**Stated problem:**
All of the data below should be written out exactly.

**Extracted data:**
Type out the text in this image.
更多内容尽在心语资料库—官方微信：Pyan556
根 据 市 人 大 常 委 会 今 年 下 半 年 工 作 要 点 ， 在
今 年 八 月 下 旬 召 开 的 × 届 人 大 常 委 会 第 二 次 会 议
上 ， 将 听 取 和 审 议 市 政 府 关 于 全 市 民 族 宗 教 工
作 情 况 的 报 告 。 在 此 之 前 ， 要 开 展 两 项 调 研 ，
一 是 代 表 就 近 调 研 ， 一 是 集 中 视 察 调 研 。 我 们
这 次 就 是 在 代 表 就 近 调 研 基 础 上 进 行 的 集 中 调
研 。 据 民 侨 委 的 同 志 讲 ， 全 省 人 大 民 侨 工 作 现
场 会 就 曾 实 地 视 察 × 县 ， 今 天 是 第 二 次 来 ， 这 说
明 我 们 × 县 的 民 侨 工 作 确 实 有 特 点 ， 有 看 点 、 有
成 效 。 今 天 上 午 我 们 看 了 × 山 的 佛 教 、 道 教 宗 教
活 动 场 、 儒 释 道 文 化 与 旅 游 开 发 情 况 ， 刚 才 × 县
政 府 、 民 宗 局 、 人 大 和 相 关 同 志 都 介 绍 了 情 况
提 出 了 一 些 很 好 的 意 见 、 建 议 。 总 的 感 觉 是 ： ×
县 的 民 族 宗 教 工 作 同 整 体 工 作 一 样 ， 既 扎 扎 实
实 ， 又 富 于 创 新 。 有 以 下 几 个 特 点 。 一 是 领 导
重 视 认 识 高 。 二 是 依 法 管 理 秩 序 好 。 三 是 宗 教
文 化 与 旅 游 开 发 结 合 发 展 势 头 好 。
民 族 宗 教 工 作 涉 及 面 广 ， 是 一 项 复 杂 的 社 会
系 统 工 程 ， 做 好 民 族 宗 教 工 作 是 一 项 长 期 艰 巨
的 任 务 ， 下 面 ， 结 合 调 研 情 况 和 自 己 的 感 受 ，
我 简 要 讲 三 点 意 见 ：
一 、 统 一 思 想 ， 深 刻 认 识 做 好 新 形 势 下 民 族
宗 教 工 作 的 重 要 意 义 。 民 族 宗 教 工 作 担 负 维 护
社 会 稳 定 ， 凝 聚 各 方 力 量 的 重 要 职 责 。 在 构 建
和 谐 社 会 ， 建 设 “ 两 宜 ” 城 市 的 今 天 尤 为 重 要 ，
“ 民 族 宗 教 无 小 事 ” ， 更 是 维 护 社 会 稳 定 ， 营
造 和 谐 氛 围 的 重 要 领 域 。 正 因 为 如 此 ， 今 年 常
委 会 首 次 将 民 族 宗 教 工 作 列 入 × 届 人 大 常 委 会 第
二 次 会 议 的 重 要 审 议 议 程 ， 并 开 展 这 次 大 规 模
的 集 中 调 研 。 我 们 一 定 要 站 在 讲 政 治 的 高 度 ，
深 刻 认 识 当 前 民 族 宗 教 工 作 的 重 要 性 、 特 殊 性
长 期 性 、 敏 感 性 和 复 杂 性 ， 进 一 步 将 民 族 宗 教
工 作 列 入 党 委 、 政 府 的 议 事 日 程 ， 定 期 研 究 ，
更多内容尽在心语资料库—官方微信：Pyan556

**Problem solution:**
Type out the text in this image.
更多内容尽在心语资料库—官方微信：Pyan556
根 据 市 人 大 常 委 会 今 年 下 半 年 工 作 要 点 ， 在
今 年 八 月 下 旬 召 开 的 × 届 人 大 常 委 会 第 二 次 会 议
上 ， 将 听 取 和 审 议 市 政 府 关 于 全 市 民 族 宗 教 工
作 情 况 的 报 告 。 在 此 之 前 ， 要 开 展 两 项 调 研 ，
一 是 代 表 就 近 调 研 ， 一 是 集 中 视 察 调 研 。 我 们
这 次 就 是 在 代 表 就 近 调 研 基 础 上 进 行 的 集 中 调
研 。 据 民 侨 委 的 同 志 讲 ， 全 省 人 大 民 侨 工 作 现
场 会 就 曾 实 地 视 察 × 县 ， 今 天 是 第 二 次 来 ， 这 说
明 我 们 × 县 的 民 侨 工 作 确 实 有 特 点 ， 有 看 点 、 有
成 效 。 今 天 上 午 我 们 看 了 × 山 的 佛 教 、 道 教 宗 教
活 动 场 、 儒 释 道 文 化 与 旅 游 开 发 情 况 ， 刚 才 × 县
政 府 、 民 宗 局 、 人 大 和 相 关 同 志 都 介 绍 了 情 况
提 出 了 一 些 很 好 的 意 见 、 建 议 。 总 的 感 觉 是 ： ×
县 的 民 族 宗 教 工 作 同 整 体 工 作 一 样 ， 既 扎 扎 实
实 ， 又 富 于 创 新 。 有 以 下 几 个 特 点 。 一 是 领 导
重 视 认 识 高 。 二 是 依 法 管 理 秩 序 好 。 三 是 宗 教
文 化 与 旅 游 开 发 结 合 发 展 势 头 好 。
民 族 宗 教 工 作 涉 及 面 广 ， 是 一 项 复 杂 的 社 会
系 统 工 程 ， 做 好 民 族 宗 教 工 作 是 一 项 长 期 艰 巨
的 任 务 ， 下 面 ， 结 合 调 研 情 况 和 自 己 的 感 受 ，
我 简 要 讲 三 点 意 见 ：
一 、 统 一 思 想 ， 深 刻 认 识 做 好 新 形 势 下 民 族
宗 教 工 作 的 重 要 意 义 。 民 族 宗 教 工 作 担 负 维 护
社 会 稳 定 ， 凝 聚 各 方 力 量 的 重 要 职 责 。 在 构 建
和 谐 社 会 ， 建 设 “ 两 宜 ” 城 市 的 今 天 尤 为 重 要 ，
“ 民 族 宗 教 无 小 事 ” ， 更 是 维 护 社 会 稳 定 ， 营
造 和 谐 氛 围 的 重 要 领 域 。 正 因 为 如 此 ， 今 年 常
委 会 首 次 将 民 族 宗 教 工 作 列 入 × 届 人 大 常 委 会 第
二 次 会 议 的 重 要 审 议 议 程 ， 并 开 展 这 次 大 规 模
的 集 中 调 研 。 我 们 一 定 要 站 在 讲 政 治 的 高 度 ，
深 刻 认 识 当 前 民 族 宗 教 工 作 的 重 要 性 、 特 殊 性
长 期 性 、 敏 感 性 和 复 杂 性 ， 进 一 步 将 民 族 宗 教
工 作 列 入 党 委 、 政 府 的 议 事 日 程 ， 定 期 研 究 ，
更多内容尽在心语资料库—官方微信：Pyan556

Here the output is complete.